-- begin --

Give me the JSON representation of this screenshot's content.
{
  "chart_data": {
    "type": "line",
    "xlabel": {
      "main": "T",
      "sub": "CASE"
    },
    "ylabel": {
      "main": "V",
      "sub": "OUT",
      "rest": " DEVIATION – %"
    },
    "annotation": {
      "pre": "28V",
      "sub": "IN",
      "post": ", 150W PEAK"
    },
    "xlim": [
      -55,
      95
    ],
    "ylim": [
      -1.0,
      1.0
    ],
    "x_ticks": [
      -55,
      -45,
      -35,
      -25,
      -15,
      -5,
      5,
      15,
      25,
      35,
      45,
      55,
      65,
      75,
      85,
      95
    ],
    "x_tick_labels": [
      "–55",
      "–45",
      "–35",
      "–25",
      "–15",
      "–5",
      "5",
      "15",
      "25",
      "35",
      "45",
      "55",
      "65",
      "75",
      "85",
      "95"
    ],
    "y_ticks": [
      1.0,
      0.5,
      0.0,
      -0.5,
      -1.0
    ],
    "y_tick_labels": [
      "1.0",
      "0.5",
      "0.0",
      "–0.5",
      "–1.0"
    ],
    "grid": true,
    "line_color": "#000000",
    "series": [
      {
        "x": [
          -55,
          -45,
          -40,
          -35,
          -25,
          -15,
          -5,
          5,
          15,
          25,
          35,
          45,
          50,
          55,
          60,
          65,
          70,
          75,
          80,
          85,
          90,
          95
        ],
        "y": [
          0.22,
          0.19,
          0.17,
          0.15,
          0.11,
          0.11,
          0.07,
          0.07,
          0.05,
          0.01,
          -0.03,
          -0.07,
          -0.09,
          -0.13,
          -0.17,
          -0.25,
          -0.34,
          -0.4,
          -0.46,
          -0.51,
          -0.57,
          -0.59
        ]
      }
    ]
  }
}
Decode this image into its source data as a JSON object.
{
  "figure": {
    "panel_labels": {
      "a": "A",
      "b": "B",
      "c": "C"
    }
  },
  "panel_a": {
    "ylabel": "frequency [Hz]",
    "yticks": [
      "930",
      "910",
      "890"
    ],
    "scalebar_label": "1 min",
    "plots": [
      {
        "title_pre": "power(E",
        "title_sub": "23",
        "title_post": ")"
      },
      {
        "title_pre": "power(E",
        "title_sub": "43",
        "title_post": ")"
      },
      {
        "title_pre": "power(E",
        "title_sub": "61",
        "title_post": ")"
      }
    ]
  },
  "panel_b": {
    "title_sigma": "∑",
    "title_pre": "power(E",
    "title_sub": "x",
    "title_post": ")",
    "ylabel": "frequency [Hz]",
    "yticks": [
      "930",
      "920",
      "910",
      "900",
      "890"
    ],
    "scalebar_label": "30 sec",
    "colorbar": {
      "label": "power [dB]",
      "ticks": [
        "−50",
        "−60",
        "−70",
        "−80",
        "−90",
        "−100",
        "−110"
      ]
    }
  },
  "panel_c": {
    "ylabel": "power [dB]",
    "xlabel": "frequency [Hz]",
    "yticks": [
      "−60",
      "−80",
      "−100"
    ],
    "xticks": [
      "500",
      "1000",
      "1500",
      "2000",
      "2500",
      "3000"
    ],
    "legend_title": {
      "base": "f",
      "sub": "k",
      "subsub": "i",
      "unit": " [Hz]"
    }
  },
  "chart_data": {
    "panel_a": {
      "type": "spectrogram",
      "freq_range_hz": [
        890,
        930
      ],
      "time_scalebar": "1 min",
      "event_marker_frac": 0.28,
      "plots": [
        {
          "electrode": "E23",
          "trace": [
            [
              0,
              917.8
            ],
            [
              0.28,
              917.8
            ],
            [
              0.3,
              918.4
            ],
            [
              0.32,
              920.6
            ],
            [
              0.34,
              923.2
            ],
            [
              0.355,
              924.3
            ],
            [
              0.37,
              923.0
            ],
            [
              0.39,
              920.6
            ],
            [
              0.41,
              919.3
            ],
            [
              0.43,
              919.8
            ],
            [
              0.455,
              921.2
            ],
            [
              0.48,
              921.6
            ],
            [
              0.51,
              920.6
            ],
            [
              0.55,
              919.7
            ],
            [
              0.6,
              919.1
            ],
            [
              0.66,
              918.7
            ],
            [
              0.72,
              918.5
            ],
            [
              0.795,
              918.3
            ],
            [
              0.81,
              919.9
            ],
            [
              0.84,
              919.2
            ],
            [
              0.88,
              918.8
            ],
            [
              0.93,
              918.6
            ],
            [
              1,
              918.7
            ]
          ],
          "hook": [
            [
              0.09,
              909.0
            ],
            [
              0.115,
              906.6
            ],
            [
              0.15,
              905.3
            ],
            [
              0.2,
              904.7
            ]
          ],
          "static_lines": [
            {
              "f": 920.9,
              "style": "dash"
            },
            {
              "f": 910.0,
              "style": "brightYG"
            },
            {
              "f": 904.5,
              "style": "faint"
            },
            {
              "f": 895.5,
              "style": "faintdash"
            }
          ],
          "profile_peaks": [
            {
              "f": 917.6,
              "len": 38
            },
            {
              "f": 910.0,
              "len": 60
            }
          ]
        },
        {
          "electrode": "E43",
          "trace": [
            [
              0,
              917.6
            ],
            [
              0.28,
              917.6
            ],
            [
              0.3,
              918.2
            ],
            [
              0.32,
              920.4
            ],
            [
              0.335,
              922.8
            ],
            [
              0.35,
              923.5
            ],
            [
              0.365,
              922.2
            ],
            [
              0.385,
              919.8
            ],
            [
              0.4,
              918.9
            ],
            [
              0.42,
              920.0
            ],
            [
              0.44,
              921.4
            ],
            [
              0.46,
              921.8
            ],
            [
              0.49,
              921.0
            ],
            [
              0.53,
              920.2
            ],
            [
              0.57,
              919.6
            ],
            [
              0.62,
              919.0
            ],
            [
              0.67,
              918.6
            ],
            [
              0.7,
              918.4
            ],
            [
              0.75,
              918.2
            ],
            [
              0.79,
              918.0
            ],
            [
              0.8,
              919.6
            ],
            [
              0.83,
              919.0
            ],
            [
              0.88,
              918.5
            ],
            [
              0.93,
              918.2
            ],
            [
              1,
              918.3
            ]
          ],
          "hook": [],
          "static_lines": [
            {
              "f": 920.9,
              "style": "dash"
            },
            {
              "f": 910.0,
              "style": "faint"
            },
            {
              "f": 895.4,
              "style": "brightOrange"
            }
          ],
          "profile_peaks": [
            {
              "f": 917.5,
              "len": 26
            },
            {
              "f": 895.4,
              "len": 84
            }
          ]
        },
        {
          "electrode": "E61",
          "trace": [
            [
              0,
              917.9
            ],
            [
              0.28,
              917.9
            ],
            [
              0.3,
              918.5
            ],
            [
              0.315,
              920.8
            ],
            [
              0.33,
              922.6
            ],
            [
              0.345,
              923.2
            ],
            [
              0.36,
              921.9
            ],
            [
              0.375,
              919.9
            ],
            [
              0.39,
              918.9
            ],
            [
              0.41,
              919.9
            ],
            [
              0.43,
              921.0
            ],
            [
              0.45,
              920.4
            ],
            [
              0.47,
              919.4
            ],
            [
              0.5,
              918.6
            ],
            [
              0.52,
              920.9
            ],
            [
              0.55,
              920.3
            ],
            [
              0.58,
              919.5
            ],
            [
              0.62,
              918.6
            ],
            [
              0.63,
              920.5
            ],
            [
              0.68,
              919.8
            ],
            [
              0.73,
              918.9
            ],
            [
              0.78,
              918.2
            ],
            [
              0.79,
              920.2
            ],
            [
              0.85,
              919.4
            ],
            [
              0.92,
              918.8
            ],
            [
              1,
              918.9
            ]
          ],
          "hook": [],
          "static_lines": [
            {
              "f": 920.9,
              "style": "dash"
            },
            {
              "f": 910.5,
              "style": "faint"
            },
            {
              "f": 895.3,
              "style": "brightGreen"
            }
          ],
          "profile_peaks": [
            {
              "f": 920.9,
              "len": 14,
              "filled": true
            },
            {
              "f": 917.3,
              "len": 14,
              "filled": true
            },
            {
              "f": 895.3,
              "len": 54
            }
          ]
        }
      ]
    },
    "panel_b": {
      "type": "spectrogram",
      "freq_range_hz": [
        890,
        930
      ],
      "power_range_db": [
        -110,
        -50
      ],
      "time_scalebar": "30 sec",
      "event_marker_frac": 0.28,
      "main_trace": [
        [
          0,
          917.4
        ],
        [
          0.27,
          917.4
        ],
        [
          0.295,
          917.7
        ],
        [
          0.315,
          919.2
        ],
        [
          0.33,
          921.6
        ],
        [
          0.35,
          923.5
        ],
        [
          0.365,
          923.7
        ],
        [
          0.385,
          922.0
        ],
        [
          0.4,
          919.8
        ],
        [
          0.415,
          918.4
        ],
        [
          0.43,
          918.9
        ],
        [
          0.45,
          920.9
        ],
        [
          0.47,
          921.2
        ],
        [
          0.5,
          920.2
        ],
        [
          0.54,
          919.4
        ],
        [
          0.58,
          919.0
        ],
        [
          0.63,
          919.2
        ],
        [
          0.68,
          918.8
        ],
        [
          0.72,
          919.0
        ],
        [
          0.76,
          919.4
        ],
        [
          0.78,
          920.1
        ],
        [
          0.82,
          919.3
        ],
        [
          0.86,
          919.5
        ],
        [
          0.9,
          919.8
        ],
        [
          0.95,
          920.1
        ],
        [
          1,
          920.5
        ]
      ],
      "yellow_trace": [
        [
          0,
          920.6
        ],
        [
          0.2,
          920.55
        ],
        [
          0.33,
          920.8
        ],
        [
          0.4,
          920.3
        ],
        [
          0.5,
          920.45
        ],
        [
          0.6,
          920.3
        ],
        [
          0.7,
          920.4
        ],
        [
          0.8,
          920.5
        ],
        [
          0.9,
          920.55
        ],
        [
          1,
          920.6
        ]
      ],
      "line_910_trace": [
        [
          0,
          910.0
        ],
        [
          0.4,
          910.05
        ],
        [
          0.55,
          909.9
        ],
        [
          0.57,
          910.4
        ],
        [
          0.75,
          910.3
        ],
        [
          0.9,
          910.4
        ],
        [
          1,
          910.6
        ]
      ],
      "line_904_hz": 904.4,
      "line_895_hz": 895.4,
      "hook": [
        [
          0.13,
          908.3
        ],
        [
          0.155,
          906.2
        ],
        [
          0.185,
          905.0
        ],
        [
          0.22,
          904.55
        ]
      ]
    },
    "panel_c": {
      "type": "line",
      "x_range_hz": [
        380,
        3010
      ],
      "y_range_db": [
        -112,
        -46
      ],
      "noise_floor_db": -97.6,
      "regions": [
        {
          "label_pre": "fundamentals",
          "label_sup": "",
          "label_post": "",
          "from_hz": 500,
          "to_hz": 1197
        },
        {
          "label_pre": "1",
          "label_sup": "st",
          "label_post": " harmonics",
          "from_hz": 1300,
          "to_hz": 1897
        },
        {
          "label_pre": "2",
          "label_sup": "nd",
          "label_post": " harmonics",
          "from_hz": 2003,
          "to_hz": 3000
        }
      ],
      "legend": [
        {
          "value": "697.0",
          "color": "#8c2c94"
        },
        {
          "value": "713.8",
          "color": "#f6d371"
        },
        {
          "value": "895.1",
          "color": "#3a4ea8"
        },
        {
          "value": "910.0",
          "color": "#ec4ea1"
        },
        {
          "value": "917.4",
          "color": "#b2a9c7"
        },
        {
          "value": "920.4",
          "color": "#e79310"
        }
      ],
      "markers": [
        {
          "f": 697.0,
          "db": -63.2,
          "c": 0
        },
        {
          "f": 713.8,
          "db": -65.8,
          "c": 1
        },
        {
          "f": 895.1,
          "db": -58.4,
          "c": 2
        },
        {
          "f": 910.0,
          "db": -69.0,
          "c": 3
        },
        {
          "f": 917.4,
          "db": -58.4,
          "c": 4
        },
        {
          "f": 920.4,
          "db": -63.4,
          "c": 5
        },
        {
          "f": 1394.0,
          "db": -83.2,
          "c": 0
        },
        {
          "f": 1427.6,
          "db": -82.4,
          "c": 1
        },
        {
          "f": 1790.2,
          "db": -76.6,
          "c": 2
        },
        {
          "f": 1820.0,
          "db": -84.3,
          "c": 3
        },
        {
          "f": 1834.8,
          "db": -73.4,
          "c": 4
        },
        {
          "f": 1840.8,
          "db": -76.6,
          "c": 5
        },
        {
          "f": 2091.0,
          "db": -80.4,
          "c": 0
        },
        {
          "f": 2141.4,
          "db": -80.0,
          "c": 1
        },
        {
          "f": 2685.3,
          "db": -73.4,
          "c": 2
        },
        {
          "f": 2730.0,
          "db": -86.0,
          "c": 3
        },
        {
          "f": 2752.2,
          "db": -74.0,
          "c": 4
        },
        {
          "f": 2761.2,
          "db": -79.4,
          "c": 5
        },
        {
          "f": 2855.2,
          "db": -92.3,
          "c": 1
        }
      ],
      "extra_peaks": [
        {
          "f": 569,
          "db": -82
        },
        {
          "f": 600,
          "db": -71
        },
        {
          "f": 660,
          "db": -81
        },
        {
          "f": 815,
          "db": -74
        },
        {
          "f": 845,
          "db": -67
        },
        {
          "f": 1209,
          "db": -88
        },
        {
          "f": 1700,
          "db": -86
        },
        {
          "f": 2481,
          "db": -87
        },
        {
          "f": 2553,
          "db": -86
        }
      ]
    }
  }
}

-- end --

Within the listing above, copy each line that has the string "electrode".

▸ THE OUTPUT
          "electrode": "E23",
          "electrode": "E43",
          "electrode": "E61",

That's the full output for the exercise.